--- START ---
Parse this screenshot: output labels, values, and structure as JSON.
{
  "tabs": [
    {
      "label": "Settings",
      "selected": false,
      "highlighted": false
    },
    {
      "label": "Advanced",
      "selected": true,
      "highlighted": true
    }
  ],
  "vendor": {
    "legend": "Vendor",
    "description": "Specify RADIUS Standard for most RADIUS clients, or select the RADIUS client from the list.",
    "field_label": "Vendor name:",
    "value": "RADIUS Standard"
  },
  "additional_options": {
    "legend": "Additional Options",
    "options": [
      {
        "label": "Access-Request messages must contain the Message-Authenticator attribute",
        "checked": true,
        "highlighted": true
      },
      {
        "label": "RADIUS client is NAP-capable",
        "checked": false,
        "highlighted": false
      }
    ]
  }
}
--- END ---
Take the entries above and transcribe them exactly.

Parse this screenshot: output labels, values, and structure as JSON.
{
  "tabs": [
    {
      "label": "Settings",
      "selected": false,
      "highlighted": false
    },
    {
      "label": "Advanced",
      "selected": true,
      "highlighted": true
    }
  ],
  "vendor": {
    "legend": "Vendor",
    "description": "Specify RADIUS Standard for most RADIUS clients, or select the RADIUS client from the list.",
    "field_label": "Vendor name:",
    "value": "RADIUS Standard"
  },
  "additional_options": {
    "legend": "Additional Options",
    "options": [
      {
        "label": "Access-Request messages must contain the Message-Authenticator attribute",
        "checked": true,
        "highlighted": true
      },
      {
        "label": "RADIUS client is NAP-capable",
        "checked": false,
        "highlighted": false
      }
    ]
  }
}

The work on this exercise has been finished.